Work to do. Copy all lines of the listing that include the string "content".

The input.
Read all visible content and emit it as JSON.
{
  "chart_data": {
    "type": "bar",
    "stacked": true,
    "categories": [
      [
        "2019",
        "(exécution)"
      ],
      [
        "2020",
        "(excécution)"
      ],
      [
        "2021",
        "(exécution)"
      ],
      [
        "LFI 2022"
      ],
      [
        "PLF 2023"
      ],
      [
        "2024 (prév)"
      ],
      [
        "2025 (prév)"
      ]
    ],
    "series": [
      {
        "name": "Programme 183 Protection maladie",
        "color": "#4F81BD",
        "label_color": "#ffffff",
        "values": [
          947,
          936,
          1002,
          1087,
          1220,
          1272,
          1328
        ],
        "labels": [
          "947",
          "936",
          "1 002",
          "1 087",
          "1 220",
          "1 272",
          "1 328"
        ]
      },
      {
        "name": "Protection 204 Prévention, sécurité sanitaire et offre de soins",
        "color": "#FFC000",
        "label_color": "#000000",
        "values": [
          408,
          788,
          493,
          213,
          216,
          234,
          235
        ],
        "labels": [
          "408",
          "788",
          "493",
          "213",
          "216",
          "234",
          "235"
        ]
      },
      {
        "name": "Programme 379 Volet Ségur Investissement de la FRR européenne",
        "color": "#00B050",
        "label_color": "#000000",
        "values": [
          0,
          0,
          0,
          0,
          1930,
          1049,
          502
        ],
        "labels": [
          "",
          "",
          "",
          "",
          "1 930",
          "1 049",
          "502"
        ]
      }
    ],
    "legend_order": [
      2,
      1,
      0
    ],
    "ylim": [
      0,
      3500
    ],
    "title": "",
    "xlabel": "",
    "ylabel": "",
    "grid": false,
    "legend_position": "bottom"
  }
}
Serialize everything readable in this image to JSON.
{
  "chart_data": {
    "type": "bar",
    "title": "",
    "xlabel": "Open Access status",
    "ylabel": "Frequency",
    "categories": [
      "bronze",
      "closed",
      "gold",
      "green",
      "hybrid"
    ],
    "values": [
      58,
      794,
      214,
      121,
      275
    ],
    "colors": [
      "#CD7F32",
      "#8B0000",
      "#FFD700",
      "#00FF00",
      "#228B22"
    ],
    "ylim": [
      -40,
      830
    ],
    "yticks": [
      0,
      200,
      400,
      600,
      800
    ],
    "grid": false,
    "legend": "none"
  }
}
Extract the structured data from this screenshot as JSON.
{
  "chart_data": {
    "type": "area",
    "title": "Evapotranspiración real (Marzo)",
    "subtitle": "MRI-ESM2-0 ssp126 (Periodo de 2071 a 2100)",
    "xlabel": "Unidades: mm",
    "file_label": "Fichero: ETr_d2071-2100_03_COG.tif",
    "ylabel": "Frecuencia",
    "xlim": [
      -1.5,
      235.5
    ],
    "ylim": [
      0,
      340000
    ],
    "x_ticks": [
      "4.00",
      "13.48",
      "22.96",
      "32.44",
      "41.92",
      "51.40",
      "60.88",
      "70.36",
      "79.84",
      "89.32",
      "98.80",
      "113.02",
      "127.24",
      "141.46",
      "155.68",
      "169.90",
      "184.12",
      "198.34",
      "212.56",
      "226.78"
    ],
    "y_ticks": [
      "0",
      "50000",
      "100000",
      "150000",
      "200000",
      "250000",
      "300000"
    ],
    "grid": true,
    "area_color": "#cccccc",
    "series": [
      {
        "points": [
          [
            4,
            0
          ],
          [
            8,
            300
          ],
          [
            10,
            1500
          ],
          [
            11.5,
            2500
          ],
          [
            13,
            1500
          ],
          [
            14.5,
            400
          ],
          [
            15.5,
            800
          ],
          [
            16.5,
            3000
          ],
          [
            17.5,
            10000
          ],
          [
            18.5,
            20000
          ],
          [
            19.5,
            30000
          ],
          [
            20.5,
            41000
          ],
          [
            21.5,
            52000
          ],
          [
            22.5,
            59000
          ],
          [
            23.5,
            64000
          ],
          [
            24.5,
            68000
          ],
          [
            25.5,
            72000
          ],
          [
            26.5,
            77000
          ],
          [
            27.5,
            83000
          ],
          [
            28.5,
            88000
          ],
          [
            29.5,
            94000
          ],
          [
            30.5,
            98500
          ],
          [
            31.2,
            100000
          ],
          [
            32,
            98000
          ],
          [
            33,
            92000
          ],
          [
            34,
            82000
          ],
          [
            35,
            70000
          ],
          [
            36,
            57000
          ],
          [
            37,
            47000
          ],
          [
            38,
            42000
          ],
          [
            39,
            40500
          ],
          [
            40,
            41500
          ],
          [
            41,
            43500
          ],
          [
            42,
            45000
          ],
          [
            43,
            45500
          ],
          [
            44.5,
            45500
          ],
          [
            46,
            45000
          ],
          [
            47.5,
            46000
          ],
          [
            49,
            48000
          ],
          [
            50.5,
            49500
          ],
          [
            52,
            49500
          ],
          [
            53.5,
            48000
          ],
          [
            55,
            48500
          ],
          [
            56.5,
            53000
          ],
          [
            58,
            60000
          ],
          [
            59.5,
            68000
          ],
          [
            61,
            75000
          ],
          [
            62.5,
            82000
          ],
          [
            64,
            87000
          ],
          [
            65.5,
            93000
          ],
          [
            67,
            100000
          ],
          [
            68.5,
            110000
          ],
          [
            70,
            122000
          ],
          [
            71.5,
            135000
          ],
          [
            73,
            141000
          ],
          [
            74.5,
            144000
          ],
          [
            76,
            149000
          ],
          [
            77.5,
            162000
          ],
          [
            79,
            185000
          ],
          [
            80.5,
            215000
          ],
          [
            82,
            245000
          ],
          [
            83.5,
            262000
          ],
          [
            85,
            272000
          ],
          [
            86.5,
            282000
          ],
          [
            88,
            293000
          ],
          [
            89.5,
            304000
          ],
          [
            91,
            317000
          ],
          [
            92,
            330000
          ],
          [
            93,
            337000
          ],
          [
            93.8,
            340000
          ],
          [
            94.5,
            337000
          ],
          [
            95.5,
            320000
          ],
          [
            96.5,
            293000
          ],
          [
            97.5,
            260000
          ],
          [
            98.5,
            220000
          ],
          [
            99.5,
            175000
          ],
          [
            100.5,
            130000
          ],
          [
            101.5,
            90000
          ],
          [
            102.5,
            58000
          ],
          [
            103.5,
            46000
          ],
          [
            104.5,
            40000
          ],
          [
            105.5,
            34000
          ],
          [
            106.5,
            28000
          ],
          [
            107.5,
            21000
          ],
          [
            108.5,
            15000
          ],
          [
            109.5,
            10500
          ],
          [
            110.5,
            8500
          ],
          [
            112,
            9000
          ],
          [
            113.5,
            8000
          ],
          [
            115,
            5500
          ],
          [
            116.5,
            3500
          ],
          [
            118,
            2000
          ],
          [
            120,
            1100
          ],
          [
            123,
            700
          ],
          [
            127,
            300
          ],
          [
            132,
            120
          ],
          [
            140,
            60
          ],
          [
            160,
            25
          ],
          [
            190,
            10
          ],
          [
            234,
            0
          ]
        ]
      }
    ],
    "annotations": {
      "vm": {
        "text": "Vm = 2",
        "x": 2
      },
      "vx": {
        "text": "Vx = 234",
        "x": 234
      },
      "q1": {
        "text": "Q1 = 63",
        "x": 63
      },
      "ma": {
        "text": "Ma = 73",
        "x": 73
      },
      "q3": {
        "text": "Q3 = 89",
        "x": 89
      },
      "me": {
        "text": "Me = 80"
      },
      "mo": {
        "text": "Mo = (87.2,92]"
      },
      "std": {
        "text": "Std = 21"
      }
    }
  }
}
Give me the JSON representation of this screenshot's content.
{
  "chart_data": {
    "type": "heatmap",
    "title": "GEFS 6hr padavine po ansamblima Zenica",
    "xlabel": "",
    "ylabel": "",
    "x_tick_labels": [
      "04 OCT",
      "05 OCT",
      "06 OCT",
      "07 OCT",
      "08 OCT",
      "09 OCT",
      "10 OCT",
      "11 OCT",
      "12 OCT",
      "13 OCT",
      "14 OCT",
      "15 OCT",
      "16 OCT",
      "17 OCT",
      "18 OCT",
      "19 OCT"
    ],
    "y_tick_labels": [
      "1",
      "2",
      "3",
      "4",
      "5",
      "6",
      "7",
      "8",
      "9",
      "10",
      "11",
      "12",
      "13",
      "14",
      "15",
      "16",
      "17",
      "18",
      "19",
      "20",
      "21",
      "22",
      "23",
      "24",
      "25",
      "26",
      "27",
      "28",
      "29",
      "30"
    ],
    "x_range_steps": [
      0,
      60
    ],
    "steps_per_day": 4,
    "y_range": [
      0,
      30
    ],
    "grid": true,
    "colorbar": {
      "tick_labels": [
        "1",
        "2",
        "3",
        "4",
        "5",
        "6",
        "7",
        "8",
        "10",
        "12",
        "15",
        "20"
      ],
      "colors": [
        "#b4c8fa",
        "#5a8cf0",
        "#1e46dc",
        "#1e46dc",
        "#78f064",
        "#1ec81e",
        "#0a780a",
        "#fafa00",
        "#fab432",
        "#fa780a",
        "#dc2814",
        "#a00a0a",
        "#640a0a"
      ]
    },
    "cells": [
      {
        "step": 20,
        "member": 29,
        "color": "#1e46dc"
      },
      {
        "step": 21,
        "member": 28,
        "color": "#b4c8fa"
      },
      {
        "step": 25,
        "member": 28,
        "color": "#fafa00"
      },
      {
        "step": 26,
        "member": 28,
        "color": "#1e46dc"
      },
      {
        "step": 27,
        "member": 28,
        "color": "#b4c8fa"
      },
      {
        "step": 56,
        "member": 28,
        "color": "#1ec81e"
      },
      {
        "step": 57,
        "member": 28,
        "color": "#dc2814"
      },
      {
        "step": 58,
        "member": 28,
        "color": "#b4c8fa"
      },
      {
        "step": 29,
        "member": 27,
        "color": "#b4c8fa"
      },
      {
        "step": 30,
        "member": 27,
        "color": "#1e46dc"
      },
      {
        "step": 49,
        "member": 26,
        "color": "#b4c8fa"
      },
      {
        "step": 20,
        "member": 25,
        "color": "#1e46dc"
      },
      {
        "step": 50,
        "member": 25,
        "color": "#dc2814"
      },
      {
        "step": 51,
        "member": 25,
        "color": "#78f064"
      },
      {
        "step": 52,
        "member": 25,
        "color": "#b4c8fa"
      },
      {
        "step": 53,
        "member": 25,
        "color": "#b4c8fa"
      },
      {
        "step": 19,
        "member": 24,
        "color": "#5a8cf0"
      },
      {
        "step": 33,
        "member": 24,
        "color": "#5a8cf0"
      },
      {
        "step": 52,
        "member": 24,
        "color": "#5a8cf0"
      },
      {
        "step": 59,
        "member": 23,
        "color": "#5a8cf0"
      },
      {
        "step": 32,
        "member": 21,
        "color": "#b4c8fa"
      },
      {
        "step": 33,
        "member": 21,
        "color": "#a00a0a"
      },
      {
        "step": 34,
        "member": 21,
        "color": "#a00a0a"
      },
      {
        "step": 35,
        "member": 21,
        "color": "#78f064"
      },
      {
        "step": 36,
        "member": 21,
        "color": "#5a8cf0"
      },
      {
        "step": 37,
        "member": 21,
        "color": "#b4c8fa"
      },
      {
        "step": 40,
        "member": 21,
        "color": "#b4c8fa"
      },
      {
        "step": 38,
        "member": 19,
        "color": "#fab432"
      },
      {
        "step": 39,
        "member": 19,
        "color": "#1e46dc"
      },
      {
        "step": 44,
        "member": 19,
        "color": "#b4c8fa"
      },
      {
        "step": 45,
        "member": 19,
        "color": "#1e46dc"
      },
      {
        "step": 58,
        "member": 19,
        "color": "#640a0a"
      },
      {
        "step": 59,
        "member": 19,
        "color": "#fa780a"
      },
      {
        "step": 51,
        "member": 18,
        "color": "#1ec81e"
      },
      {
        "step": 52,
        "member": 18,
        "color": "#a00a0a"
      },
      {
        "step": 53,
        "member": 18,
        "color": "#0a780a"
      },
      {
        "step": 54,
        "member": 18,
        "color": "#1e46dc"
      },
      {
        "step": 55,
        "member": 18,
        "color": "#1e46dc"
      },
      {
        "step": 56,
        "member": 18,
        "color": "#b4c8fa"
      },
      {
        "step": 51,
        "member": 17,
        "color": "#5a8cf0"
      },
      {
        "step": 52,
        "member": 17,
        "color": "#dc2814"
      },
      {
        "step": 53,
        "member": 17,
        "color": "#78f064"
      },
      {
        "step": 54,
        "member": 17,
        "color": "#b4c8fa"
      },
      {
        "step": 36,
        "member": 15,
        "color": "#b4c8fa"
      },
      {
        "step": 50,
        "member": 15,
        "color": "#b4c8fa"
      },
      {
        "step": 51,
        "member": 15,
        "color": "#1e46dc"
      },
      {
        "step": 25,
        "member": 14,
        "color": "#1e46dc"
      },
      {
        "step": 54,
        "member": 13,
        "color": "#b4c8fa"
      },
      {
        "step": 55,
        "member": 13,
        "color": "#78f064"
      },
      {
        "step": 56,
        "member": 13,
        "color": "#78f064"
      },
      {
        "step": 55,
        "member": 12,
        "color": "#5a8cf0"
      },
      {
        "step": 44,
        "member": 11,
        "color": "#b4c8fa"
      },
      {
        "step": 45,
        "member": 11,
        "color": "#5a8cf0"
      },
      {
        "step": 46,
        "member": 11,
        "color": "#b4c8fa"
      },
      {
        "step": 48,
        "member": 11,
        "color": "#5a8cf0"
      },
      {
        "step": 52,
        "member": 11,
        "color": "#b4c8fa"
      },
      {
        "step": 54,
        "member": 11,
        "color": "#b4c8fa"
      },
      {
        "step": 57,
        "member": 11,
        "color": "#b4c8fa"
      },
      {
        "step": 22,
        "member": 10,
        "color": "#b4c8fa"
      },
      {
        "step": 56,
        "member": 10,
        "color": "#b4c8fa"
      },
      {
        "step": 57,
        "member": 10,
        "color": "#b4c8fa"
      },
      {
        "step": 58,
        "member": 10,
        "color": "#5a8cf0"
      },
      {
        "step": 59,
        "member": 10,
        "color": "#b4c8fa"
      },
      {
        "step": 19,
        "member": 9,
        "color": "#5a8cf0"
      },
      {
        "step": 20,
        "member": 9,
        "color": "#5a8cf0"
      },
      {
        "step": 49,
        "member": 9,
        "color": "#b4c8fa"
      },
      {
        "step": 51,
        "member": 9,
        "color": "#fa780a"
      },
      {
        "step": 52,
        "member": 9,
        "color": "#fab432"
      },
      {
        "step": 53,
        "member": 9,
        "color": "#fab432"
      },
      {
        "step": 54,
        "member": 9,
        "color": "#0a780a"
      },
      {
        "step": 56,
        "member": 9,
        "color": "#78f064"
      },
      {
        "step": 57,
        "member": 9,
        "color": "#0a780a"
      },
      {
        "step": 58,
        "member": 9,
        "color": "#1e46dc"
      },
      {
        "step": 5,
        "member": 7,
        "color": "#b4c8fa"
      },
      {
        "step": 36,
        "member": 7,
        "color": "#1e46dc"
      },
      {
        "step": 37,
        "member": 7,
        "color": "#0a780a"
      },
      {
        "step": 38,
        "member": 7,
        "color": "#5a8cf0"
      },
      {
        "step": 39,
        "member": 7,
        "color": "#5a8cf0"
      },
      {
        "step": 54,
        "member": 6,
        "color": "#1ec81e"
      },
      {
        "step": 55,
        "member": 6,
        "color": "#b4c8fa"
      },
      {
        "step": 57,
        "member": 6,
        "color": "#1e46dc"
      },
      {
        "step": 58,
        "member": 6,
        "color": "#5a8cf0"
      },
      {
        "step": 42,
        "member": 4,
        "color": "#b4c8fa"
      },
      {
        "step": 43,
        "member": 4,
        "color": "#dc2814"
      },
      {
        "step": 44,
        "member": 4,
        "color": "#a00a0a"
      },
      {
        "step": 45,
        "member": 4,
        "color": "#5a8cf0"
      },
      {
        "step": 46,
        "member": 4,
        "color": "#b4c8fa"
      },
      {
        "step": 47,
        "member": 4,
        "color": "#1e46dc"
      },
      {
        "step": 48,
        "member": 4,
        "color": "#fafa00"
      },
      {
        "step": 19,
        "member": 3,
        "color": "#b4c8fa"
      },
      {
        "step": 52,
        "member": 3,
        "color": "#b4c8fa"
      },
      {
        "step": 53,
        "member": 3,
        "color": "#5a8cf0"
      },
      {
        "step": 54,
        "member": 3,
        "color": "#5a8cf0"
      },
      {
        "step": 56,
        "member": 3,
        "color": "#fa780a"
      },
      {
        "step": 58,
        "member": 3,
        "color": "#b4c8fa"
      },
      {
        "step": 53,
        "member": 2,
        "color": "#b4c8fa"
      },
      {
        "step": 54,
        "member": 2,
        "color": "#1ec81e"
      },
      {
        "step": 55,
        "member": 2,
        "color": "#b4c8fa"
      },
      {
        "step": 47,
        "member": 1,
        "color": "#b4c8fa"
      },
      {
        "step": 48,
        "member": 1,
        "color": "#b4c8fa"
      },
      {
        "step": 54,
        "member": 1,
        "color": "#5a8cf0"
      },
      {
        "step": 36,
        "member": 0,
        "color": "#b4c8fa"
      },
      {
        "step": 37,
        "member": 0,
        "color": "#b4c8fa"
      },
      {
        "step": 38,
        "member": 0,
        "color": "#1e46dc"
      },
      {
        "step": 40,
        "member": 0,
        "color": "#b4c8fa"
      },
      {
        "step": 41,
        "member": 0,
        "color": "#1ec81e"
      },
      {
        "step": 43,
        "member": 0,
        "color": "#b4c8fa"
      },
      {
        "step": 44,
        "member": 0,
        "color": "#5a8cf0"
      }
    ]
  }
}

Solution below.
Read all visible content and emit it as JSON.
Give me the JSON representation of this screenshot's content.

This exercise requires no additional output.